-- Source material start --
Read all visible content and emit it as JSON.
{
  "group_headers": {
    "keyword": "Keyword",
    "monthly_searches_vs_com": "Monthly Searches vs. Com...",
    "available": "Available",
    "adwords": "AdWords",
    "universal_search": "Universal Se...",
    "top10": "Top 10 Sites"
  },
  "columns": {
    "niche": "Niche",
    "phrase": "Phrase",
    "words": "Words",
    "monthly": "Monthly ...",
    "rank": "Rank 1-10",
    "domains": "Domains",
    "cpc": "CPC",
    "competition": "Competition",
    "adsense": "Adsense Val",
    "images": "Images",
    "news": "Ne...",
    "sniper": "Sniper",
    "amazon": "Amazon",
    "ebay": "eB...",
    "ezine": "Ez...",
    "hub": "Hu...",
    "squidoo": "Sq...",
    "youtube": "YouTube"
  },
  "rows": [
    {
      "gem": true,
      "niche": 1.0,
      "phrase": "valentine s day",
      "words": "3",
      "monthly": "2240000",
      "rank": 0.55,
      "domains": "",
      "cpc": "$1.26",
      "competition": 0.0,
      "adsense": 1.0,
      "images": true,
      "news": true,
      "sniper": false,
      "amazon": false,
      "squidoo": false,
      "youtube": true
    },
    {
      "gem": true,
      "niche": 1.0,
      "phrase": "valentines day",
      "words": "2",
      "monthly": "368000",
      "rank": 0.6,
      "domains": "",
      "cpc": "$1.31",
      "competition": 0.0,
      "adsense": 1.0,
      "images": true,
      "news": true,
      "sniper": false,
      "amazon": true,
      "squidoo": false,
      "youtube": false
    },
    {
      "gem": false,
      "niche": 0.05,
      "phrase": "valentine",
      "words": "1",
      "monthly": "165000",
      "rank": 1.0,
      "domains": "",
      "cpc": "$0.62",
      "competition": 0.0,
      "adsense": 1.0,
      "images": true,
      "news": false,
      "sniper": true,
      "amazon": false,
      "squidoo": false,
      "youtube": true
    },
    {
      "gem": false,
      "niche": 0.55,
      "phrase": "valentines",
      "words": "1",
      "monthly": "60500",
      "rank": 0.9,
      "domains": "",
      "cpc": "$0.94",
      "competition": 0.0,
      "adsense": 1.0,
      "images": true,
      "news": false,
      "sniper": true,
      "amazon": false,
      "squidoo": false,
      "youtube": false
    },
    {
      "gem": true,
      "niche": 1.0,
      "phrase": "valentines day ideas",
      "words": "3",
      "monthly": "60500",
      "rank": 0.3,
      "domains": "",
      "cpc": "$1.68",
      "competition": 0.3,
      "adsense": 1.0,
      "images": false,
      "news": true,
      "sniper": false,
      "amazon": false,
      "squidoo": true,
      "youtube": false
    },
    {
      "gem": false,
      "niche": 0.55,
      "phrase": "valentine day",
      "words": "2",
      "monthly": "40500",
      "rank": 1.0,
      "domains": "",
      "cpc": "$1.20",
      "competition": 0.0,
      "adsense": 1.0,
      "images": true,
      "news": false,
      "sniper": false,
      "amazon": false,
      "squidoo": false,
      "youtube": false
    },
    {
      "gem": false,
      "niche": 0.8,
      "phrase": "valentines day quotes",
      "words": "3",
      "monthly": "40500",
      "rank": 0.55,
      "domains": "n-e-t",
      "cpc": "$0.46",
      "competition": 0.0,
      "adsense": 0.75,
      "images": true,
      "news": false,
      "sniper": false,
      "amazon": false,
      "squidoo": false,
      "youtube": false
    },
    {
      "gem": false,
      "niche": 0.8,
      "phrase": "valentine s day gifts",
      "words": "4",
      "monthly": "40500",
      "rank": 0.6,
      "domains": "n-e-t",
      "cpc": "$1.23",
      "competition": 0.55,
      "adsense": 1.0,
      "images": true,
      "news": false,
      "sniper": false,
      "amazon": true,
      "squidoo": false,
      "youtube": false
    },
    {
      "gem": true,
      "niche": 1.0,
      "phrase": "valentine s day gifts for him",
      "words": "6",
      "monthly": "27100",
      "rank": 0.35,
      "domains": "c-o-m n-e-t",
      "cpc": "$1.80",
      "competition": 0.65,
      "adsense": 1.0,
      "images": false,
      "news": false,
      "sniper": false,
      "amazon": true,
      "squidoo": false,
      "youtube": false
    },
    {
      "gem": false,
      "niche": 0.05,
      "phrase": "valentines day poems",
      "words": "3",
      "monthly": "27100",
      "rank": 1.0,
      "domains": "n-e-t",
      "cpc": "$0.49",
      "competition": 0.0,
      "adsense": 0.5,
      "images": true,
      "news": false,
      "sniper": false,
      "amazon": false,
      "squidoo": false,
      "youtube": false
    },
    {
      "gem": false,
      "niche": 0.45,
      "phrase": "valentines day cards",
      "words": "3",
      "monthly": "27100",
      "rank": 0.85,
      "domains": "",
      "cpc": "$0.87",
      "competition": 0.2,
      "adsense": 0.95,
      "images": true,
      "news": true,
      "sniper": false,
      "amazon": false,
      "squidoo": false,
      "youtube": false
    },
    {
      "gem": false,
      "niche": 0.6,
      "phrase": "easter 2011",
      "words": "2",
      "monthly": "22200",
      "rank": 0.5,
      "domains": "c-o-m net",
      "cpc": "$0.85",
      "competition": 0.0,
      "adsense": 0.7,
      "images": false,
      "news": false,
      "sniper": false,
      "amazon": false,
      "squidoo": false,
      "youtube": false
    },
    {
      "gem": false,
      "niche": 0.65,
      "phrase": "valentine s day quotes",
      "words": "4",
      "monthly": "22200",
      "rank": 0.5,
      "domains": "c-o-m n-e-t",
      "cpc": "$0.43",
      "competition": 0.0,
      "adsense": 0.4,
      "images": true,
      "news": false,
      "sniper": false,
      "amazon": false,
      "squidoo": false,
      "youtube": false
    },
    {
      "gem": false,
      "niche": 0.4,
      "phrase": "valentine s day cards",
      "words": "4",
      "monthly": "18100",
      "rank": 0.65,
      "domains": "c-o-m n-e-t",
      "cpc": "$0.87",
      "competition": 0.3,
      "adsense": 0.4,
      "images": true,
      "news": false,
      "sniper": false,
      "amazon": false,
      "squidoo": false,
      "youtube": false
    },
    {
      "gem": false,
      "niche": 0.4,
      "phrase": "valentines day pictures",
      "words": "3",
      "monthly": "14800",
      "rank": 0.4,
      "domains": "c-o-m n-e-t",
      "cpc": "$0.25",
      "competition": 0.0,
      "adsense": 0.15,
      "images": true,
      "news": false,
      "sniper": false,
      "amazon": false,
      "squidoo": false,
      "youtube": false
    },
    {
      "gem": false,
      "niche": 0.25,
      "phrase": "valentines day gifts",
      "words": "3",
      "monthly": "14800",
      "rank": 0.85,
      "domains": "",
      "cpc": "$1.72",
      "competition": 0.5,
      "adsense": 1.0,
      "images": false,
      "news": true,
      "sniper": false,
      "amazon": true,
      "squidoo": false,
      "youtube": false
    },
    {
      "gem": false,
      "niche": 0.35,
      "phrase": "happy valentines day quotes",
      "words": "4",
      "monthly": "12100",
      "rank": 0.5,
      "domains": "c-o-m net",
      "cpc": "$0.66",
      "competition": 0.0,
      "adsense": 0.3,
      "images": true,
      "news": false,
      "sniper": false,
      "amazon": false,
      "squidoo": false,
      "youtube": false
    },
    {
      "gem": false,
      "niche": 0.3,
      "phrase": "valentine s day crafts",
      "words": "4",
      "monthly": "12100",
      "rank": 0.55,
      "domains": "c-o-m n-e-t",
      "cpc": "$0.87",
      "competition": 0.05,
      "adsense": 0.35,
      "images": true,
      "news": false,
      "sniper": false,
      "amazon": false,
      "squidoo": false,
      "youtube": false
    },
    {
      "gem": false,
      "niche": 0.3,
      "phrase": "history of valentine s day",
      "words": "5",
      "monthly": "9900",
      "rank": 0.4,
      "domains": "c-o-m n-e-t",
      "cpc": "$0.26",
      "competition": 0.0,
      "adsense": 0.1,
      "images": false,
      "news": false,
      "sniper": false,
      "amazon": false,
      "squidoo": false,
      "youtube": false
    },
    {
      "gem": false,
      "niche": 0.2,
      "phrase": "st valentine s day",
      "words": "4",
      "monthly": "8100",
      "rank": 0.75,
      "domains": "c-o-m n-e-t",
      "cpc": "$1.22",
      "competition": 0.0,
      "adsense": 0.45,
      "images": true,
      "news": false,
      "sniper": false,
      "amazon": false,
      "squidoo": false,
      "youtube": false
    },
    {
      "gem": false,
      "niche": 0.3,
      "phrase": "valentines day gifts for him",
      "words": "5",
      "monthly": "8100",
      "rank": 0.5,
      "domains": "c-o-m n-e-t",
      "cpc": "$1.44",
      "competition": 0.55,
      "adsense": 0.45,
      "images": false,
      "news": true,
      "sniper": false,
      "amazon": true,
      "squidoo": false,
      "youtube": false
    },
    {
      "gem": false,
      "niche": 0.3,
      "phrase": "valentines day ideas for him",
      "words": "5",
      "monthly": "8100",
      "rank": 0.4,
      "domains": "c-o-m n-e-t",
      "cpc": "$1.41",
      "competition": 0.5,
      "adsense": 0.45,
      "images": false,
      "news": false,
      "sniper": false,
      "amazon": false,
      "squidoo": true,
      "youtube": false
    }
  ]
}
-- Source material end --
**Problem requirements**
Filter the entries above down to the lines containing the word "valentines".

**Response to the exercise**
      "phrase": "valentines day",
      "phrase": "valentines",
      "phrase": "valentines day ideas",
      "phrase": "valentines day quotes",
      "phrase": "valentines day poems",
      "phrase": "valentines day cards",
      "phrase": "valentines day pictures",
      "phrase": "valentines day gifts",
      "phrase": "happy valentines day quotes",
      "phrase": "valentines day gifts for him",
      "phrase": "valentines day ideas for him",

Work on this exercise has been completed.